Sunday, January 25, 2009

back log = blog

On Friday night, coming home from dinner I saw what I thought was a giant bat fly in front of a street light, then I realised it was more like an owl. But then, eerily, a few meters later we found a tiny bat crawling on the road - an absolute coincidence, I'd never seen a bat nor an owl here before. It was though I had imagined it intp existence, or rather, mistakeningly identified it into existence. It seemed to be injured and I tried to get a photo, but it was too dark and then suddenly its boney body crawled along and it flew away into the night. 
On saturday a girl offered to babysit abacus for a couple of hours. The only problem was she lived a lot further away than we'd thought. We walked for almost half an hour under an exaustingly hot sun, which evaporated any energy we might have had to use for our time alone. By the time we got home again we fell asleep and woke up with just enough time to get back to pick her up. We hoped to find a tuk tuk but they were all full, so in desperation we managed to thumb a ride on the back of a pick up. Luckily we got a tuktuk back, there was no way we would have walked. Danielle was too exhausted to teach the little boy english, so - i guess ironically - we played badminton with him. He loves badminton and is really competitive.
-=-=-=-=-
Problems to work on:
1. In the blog post, about how long did the walk to the babysitter's home take?
2. Continue the blog post about the bat and the babysitting day from where it stops.
-=-=-=-=-
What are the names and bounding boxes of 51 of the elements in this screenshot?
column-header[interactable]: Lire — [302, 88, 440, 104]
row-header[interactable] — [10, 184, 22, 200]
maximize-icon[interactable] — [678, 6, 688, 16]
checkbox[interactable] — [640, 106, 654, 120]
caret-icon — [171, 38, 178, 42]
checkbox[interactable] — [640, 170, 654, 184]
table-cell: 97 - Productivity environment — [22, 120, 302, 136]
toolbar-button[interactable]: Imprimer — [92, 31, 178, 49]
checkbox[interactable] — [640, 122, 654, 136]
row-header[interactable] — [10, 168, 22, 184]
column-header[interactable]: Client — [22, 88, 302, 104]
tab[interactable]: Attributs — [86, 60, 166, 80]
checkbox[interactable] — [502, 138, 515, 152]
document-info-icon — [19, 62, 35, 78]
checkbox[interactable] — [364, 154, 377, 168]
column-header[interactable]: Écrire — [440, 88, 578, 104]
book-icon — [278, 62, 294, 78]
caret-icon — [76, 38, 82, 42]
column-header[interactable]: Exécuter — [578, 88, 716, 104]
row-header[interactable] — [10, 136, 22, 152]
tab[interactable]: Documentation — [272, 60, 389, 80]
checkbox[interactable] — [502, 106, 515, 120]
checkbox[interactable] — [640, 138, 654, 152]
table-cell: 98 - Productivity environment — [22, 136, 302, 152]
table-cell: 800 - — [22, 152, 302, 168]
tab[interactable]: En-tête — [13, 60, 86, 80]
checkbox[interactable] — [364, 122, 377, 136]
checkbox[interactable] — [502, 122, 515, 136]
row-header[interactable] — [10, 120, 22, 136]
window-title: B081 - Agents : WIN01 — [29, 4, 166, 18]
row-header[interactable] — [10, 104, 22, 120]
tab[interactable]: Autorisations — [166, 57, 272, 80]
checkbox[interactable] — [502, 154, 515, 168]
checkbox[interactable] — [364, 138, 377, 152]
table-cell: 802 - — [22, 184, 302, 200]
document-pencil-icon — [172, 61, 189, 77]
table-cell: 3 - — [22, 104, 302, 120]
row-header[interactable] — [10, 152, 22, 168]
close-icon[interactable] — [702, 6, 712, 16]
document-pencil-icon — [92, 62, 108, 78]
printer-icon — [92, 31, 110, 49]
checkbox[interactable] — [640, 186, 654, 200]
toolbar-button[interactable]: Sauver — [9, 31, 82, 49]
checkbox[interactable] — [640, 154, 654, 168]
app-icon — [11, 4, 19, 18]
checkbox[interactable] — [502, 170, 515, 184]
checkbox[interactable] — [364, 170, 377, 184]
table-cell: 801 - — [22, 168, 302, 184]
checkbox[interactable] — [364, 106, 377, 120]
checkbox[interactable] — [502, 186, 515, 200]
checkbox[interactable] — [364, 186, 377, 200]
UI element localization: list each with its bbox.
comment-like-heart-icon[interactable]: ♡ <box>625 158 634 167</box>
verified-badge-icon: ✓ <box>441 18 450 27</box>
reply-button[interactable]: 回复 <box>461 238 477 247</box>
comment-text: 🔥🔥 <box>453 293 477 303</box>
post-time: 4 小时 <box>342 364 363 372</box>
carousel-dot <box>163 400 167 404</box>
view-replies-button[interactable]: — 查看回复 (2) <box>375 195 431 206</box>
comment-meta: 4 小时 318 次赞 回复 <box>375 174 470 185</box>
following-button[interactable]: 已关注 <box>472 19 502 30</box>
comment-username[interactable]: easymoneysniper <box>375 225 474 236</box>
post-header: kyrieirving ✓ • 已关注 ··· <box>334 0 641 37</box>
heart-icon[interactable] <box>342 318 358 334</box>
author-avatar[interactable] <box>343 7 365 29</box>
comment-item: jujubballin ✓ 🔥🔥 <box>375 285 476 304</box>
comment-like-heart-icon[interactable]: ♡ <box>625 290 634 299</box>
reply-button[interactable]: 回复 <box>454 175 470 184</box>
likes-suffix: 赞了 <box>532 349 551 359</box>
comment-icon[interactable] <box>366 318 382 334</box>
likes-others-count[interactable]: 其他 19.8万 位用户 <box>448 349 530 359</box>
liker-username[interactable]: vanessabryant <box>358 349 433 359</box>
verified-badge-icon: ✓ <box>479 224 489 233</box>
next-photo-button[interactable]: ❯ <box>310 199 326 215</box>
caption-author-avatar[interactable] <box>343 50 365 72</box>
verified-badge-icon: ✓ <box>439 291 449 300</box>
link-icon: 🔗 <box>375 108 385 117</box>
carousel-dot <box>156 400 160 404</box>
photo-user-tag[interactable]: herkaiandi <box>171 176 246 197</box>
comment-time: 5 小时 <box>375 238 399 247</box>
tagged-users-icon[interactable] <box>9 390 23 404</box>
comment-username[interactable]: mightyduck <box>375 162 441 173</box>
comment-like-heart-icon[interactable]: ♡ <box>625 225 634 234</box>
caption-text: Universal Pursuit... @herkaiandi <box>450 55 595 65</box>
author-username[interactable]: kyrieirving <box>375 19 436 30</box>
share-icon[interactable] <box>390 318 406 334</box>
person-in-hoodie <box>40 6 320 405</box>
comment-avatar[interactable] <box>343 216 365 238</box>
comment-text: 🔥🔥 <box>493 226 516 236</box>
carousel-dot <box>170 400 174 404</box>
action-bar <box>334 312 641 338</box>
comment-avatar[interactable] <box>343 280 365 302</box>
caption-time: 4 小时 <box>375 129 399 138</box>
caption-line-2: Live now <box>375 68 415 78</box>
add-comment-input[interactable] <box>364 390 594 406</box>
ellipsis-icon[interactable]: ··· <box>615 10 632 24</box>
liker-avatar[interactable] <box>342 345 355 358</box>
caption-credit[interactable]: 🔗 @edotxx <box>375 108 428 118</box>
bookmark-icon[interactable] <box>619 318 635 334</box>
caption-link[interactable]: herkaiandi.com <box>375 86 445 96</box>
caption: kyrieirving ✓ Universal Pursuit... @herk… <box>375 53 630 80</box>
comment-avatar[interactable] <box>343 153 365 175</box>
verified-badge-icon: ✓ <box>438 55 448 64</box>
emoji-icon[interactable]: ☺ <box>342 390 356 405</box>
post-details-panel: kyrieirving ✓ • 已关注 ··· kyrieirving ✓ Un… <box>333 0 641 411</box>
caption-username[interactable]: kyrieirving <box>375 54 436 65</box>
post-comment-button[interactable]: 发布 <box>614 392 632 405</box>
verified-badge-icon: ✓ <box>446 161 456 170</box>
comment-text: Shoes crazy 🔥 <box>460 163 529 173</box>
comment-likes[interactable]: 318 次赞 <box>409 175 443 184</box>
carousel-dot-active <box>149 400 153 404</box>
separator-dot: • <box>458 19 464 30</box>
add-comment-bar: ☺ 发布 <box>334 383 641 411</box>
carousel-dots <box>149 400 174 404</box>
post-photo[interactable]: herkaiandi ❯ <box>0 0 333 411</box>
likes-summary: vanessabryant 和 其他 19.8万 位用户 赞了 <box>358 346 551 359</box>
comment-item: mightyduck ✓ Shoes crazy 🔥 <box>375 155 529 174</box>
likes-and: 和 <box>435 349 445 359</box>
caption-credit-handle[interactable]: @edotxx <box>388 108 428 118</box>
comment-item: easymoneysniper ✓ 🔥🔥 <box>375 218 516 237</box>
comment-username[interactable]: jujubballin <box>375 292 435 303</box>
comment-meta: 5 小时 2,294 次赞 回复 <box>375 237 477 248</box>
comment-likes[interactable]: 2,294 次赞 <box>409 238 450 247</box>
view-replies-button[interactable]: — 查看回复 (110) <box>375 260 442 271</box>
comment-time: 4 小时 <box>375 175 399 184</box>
-=-=-=-=-
Task results:
1. Almost half an hour.

2.
We were awoken at about 4 or 5 this morning by fireworks, for chinese new year apparently. We heard it'll be even earlier tomorrow, at least it'll be the end of the drumming practice in the evenings - unless they start the next day for next years cellebration, which judging by their dedication and discipline, wouldn't surprise me. We had brunch this morning with a doctor who we've seen around a lot. She's probably the coolest person we've met here and we had lots to talk about. She works at the mallaria clinics and works around the poorer communities. We talked about the competitive nature of medicine and of how it ends up leaving you flat and unfullfilled, that the payoff from working to years training is not an equal exchange rate (she's happy though, now, doing this kind of work). She also solved a mystery from the night before, when we were walking hom we came across a burmese mother and her infant son, danielle held the son and noticed he had no nappy under his pants. But the doctor told us they don't use nappies and often in the clinics, the mothers will use their sarongs to catch the urine from the babies, or just hold them over the floor to pee. They don't see urine as dirty because it is ubiquitous.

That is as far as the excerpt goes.